* _Exercise description_:
Write out word for word everything in the records from the line containing "option-text: Eric must return the car because he got" down to the line containing "option-letter: b): [84, 205, 96, 220]", both of those lines included. Leave out all other lines.

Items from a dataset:
###

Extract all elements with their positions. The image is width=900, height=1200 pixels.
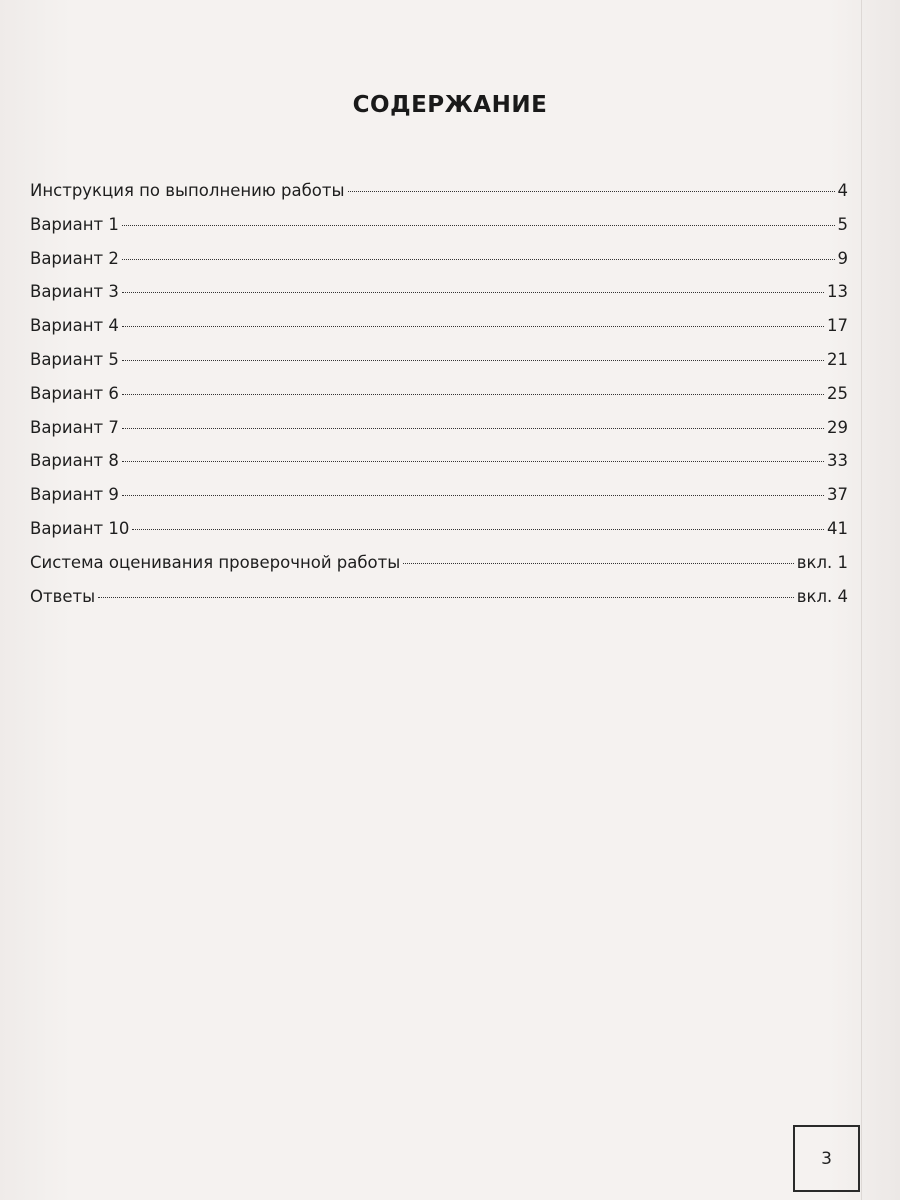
toc-page: 21 <box>827 349 848 369</box>
toc-row <box>30 451 848 485</box>
toc-row <box>30 587 848 621</box>
toc-page: 37 <box>827 485 848 505</box>
toc-leader-dots <box>98 597 794 598</box>
toc-leader-dots <box>403 563 793 564</box>
toc-label: Вариант 4 <box>30 316 119 336</box>
toc-row <box>30 350 848 384</box>
toc-page: 41 <box>827 518 848 538</box>
toc-row <box>30 215 848 249</box>
toc-page: 17 <box>827 316 848 336</box>
toc-page: 5 <box>837 214 848 234</box>
toc-page: 4 <box>837 181 848 200</box>
toc-page: 25 <box>827 383 848 403</box>
page-edge-line <box>861 0 862 1200</box>
toc-label: Вариант 6 <box>30 383 119 403</box>
toc-row <box>30 418 848 452</box>
toc-label: Вариант 5 <box>30 349 119 369</box>
toc-page: 29 <box>827 417 848 437</box>
toc-row <box>30 181 848 215</box>
toc-label: Ответы <box>30 586 96 606</box>
toc-label: Инструкция по выполнению работы <box>30 181 345 200</box>
toc-label: Вариант 1 <box>30 214 119 234</box>
toc-label: Вариант 3 <box>30 282 119 302</box>
toc-leader-dots <box>122 225 835 226</box>
page-title: СОДЕРЖАНИЕ <box>352 92 548 118</box>
toc-page: вкл. 4 <box>796 586 848 606</box>
toc-leader-dots <box>122 394 824 395</box>
toc-leader-dots <box>122 360 824 361</box>
toc-row <box>30 553 848 587</box>
toc-row <box>30 485 848 519</box>
table-of-contents <box>30 181 848 620</box>
toc-label: Вариант 7 <box>30 417 119 437</box>
page-number: 3 <box>793 1125 860 1192</box>
toc-row <box>30 519 848 553</box>
toc-label: Вариант 9 <box>30 485 119 505</box>
toc-leader-dots <box>132 529 824 530</box>
toc-page: 9 <box>837 248 848 268</box>
toc-page: вкл. 1 <box>796 552 848 572</box>
toc-row <box>30 249 848 283</box>
toc-leader-dots <box>122 326 824 327</box>
toc-row <box>30 384 848 418</box>
toc-page: 33 <box>827 451 848 471</box>
toc-leader-dots <box>348 191 835 192</box>
toc-page: 13 <box>827 282 848 302</box>
toc-leader-dots <box>122 259 835 260</box>
toc-leader-dots <box>122 292 824 293</box>
toc-label: Вариант 10 <box>30 518 130 538</box>
toc-row <box>30 316 848 350</box>
toc-leader-dots <box>122 495 824 496</box>
toc-leader-dots <box>122 461 824 462</box>
toc-row <box>30 282 848 316</box>
toc-label: Вариант 8 <box>30 451 119 471</box>
toc-label: Вариант 2 <box>30 248 119 268</box>
toc-leader-dots <box>122 428 824 429</box>
toc-label: Система оценивания проверочной работы <box>30 552 401 572</box>
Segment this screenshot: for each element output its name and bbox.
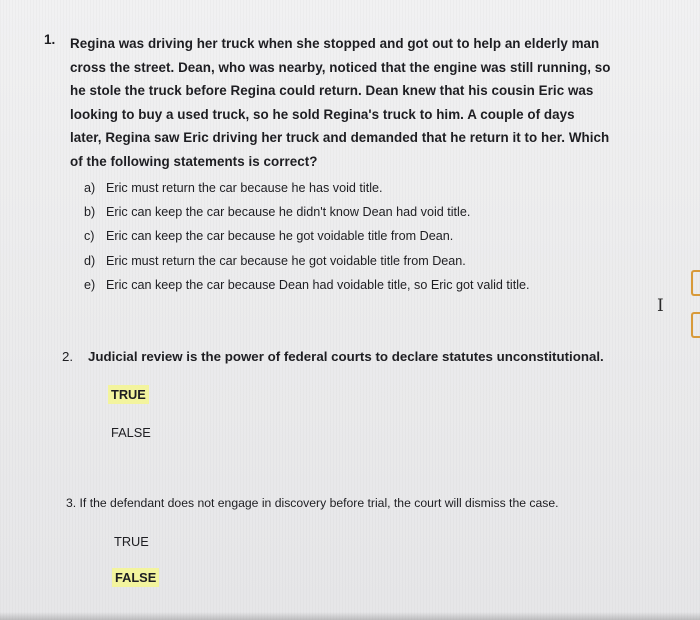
option-text: Eric must return the car because he got voidable title from Dean.: [106, 253, 466, 268]
question-1-line: of the following statements is correct?: [70, 153, 318, 169]
question-1-line: later, Regina saw Eric driving her truck and demanded that he return it to her. Which: [70, 130, 610, 146]
page-bottom-shadow: [0, 612, 700, 620]
option-letter: a): [84, 181, 96, 196]
question-1-line: Regina was driving her truck when she stopped and got out to help an elderly man: [70, 36, 600, 51]
question-1-number: 1.: [44, 32, 56, 47]
option-text: Eric must return the car because he has void title.: [106, 181, 383, 196]
question-2-true-option[interactable]: TRUE: [108, 385, 149, 404]
option-d[interactable]: [84, 249, 530, 273]
edge-bracket-icon: [691, 270, 700, 296]
option-c[interactable]: [84, 224, 530, 248]
question-2: [62, 349, 604, 364]
question-2-text: Judicial review is the power of federal courts to declare statutes unconstitutional.: [88, 349, 604, 364]
question-3-text: 3. If the defendant does not engage in discovery before trial, the court will dismiss the case.: [66, 496, 559, 510]
option-text: Eric can keep the car because he got voidable title from Dean.: [106, 229, 454, 244]
question-1-line: he stole the truck before Regina could return. Dean knew that his cousin Eric was: [70, 83, 594, 99]
question-1-options: [84, 176, 530, 297]
edge-bracket-icon: [691, 312, 700, 338]
option-a[interactable]: [84, 176, 530, 200]
question-1-text: [70, 32, 644, 174]
option-b[interactable]: [84, 200, 530, 224]
question-3-true-option[interactable]: TRUE: [114, 534, 149, 549]
question-1: [44, 32, 644, 174]
question-3-false-option[interactable]: FALSE: [112, 568, 159, 587]
option-letter: d): [84, 253, 96, 268]
option-text: Eric can keep the car because Dean had voidable title, so Eric got valid title.: [106, 277, 530, 292]
option-letter: e): [84, 277, 96, 292]
question-1-line: cross the street. Dean, who was nearby, noticed that the engine was still running, so: [70, 59, 611, 75]
option-text: Eric can keep the car because he didn't know Dean had void title.: [106, 205, 471, 220]
text-cursor-icon: I: [657, 296, 664, 316]
option-letter: c): [84, 229, 95, 244]
question-2-false-option[interactable]: FALSE: [111, 425, 151, 440]
question-2-number: 2.: [62, 349, 74, 364]
option-letter: b): [84, 205, 96, 220]
option-e[interactable]: [84, 273, 530, 297]
question-1-line: looking to buy a used truck, so he sold Regina's truck to him. A couple of days: [70, 106, 575, 122]
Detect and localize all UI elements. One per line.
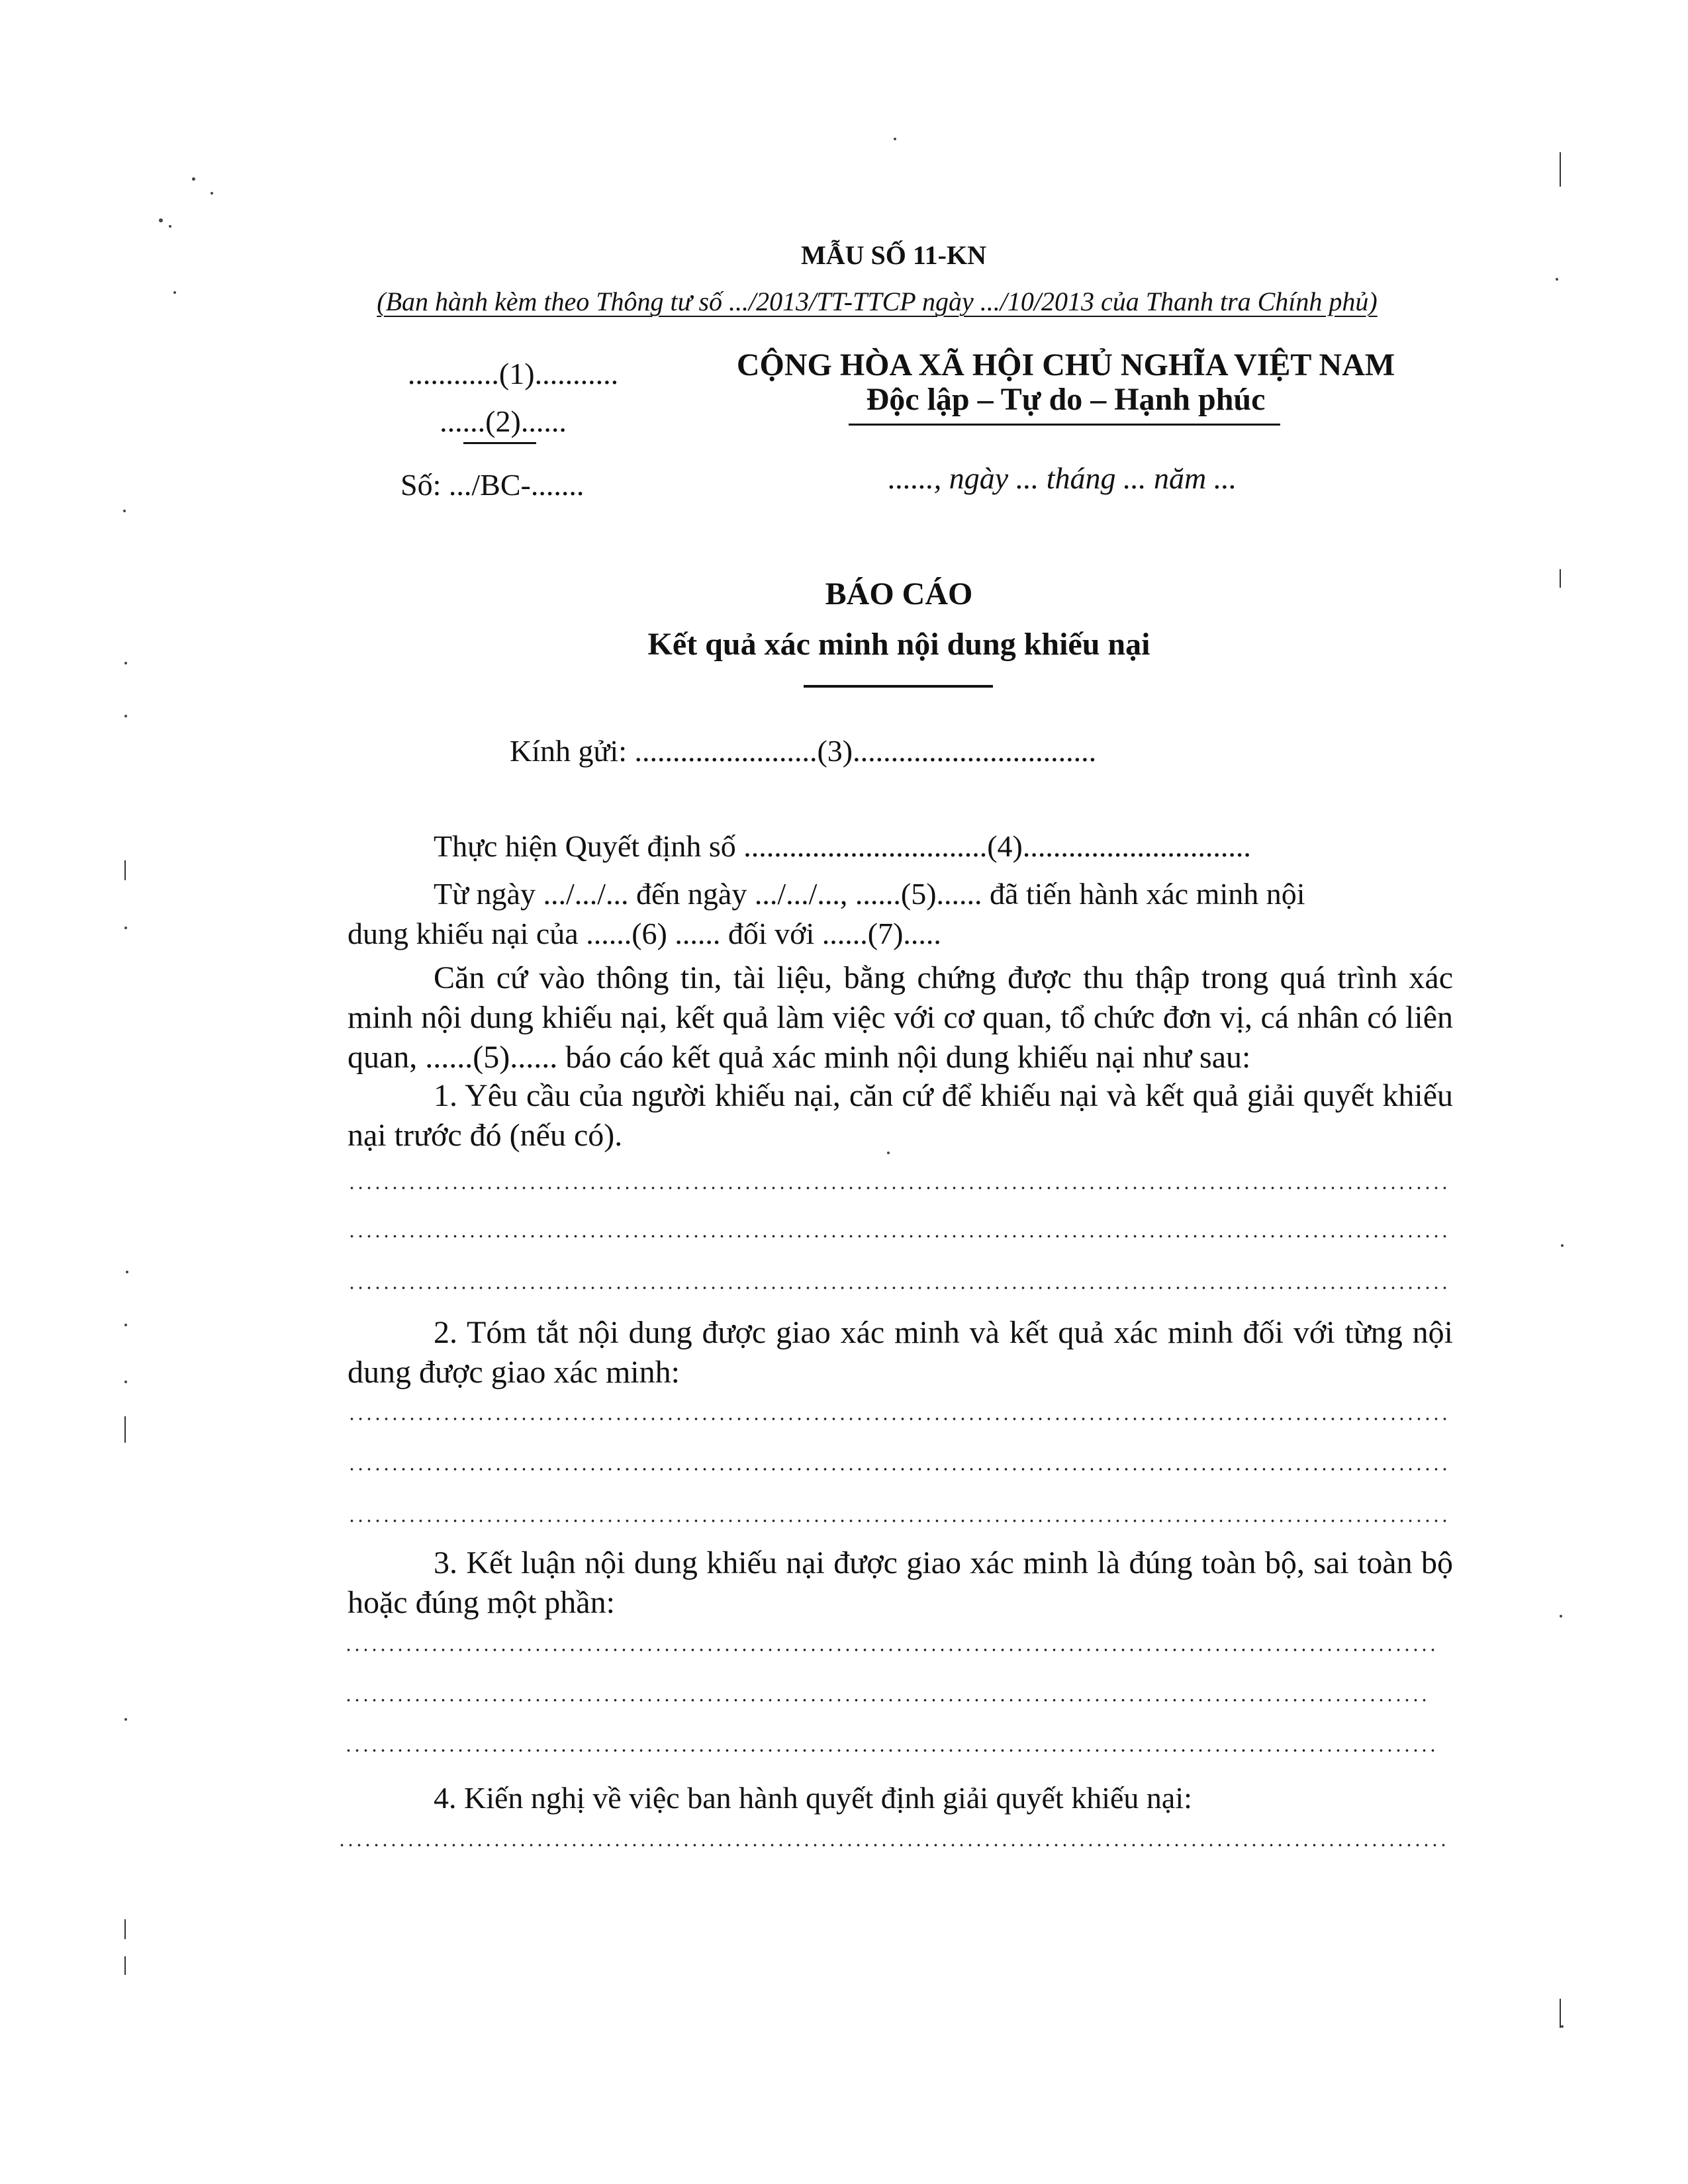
section-3-heading: 3. Kết luận nội dung khiếu nại được giao xác minh là đúng toàn bộ, sai toàn bộ hoặc đúng một phần: xyxy=(348,1545,1453,1620)
national-motto: Độc lập – Tự do – Hạnh phúc xyxy=(866,382,1266,417)
scan-edge-mark xyxy=(1560,1999,1561,2028)
issuance-note: (Ban hành kèm theo Thông tư số .../2013/TT-TTCP ngày .../10/2013 của Thanh tra Chính phủ) xyxy=(377,287,1378,316)
addressee-line: Kính gửi: ........................(3)................................ xyxy=(510,734,1097,768)
report-subtitle: Kết quả xác minh nội dung khiếu nại xyxy=(647,627,1150,662)
section-1-fill-line xyxy=(348,1187,1450,1189)
scan-edge-mark xyxy=(124,1919,126,1939)
section-4-heading: 4. Kiến nghị về việc ban hành quyết định giải quyết khiếu nại: xyxy=(434,1781,1192,1815)
scan-edge-mark xyxy=(124,860,126,880)
period-line-2: dung khiếu nại của ......(6) ...... đối với ......(7)..... xyxy=(348,917,941,950)
section-2-heading: 2. Tóm tắt nội dung được giao xác minh và kết quả xác minh đối với từng nội dung được giao xác minh: xyxy=(348,1315,1453,1390)
agency-underline xyxy=(463,442,536,444)
scan-edge-mark xyxy=(1560,152,1561,187)
period-line-1: Từ ngày .../.../... đến ngày .../.../..., ......(5)...... đã tiến hành xác minh nội xyxy=(434,877,1305,911)
agency-name-line1: ............(1)........... xyxy=(407,357,619,390)
motto-underline xyxy=(849,424,1280,426)
scan-edge-mark xyxy=(1560,569,1561,588)
section-4-fill-line xyxy=(338,1844,1446,1846)
section-2-fill-line xyxy=(348,1418,1450,1420)
section-2-fill-line xyxy=(348,1520,1450,1522)
section-3-fill-line xyxy=(344,1749,1440,1752)
agency-name-line2: ......(2)...... xyxy=(440,404,567,438)
title-underline xyxy=(804,685,993,688)
section-1-fill-line xyxy=(348,1235,1450,1238)
report-title: BÁO CÁO xyxy=(825,576,973,612)
decision-line: Thực hiện Quyết định số ................................(4).............................. xyxy=(434,829,1251,863)
section-2-fill-line xyxy=(348,1468,1450,1471)
section-3-fill-line xyxy=(344,1649,1436,1651)
place-and-date: ......, ngày ... tháng ... năm ... xyxy=(888,461,1237,495)
section-1-fill-line xyxy=(348,1287,1450,1289)
document-number: Số: .../BC-....... xyxy=(400,468,585,502)
scan-edge-mark xyxy=(124,1416,126,1443)
scan-edge-mark xyxy=(124,1956,126,1975)
national-title: CỘNG HÒA XÃ HỘI CHỦ NGHĨA VIỆT NAM xyxy=(736,347,1395,383)
section-3-fill-line xyxy=(344,1699,1430,1702)
basis-paragraph: Căn cứ vào thông tin, tài liệu, bằng chứng được thu thập trong quá trình xác minh nội dung khiếu nại, kết quả làm việc với cơ quan, tổ chức đơn vị, cá nhân có liên quan, ......(5)...... báo cáo kết quả xác minh nội dung khiếu nại như sau: xyxy=(348,960,1453,1075)
section-1-heading: 1. Yêu cầu của người khiếu nại, căn cứ để khiếu nại và kết quả giải quyết khiếu nại trước đó (nếu có). xyxy=(348,1078,1453,1153)
form-code: MẪU SỐ 11-KN xyxy=(801,240,986,270)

###

* _Exercise solution_:
option-text: Eric must return the car because he got voidable title from Dean.: [106, 253, 466, 268]
question-1-line: of the following statements is correct?: [70, 153, 318, 169]
question-1-line: later, Regina saw Eric driving her truck and demanded that he return it to her. Which: [70, 130, 610, 146]
page-bottom-shadow: [0, 612, 700, 620]
option-letter: a): [84, 181, 96, 196]
question-1-line: Regina was driving her truck when she stopped and got out to help an elderly man: [70, 36, 600, 51]
question-1-number: 1.: [44, 32, 56, 47]
option-text: Eric must return the car because he has void title.: [106, 181, 383, 196]
question-2-true-option[interactable]: TRUE: [108, 385, 149, 404]
option-d[interactable]: [84, 249, 530, 273]
edge-bracket-icon: [691, 270, 700, 296]
option-c[interactable]: [84, 224, 530, 248]
question-2: [62, 349, 604, 364]
question-2-text: Judicial review is the power of federal courts to declare statutes unconstitutional.: [88, 349, 604, 364]
question-3-text: 3. If the defendant does not engage in discovery before trial, the court will dismiss the case.: [66, 496, 559, 510]
option-text: Eric can keep the car because he got voidable title from Dean.: [106, 229, 454, 244]
question-1-line: he stole the truck before Regina could return. Dean knew that his cousin Eric was: [70, 83, 594, 99]
question-1-options: [84, 176, 530, 297]
edge-bracket-icon: [691, 312, 700, 338]
option-a[interactable]: [84, 176, 530, 200]
question-1-text: [70, 32, 644, 174]
option-b[interactable]: [84, 200, 530, 224]
question-3-true-option[interactable]: TRUE: [114, 534, 149, 549]
question-1: [44, 32, 644, 174]
question-3-false-option[interactable]: FALSE: [112, 568, 159, 587]
option-letter: d): [84, 253, 96, 268]
option-text: Eric can keep the car because Dean had voidable title, so Eric got valid title.: [106, 277, 530, 292]
option-letter: e): [84, 277, 96, 292]
question-1-line: cross the street. Dean, who was nearby, noticed that the engine was still running, so: [70, 59, 611, 75]
option-text: Eric can keep the car because he didn't know Dean had void title.: [106, 205, 471, 220]
text-cursor-icon: I: [657, 296, 664, 316]
option-letter: c): [84, 229, 95, 244]
question-2-false-option[interactable]: FALSE: [111, 425, 151, 440]
question-2-number: 2.: [62, 349, 74, 364]
option-letter: b): [84, 205, 96, 220]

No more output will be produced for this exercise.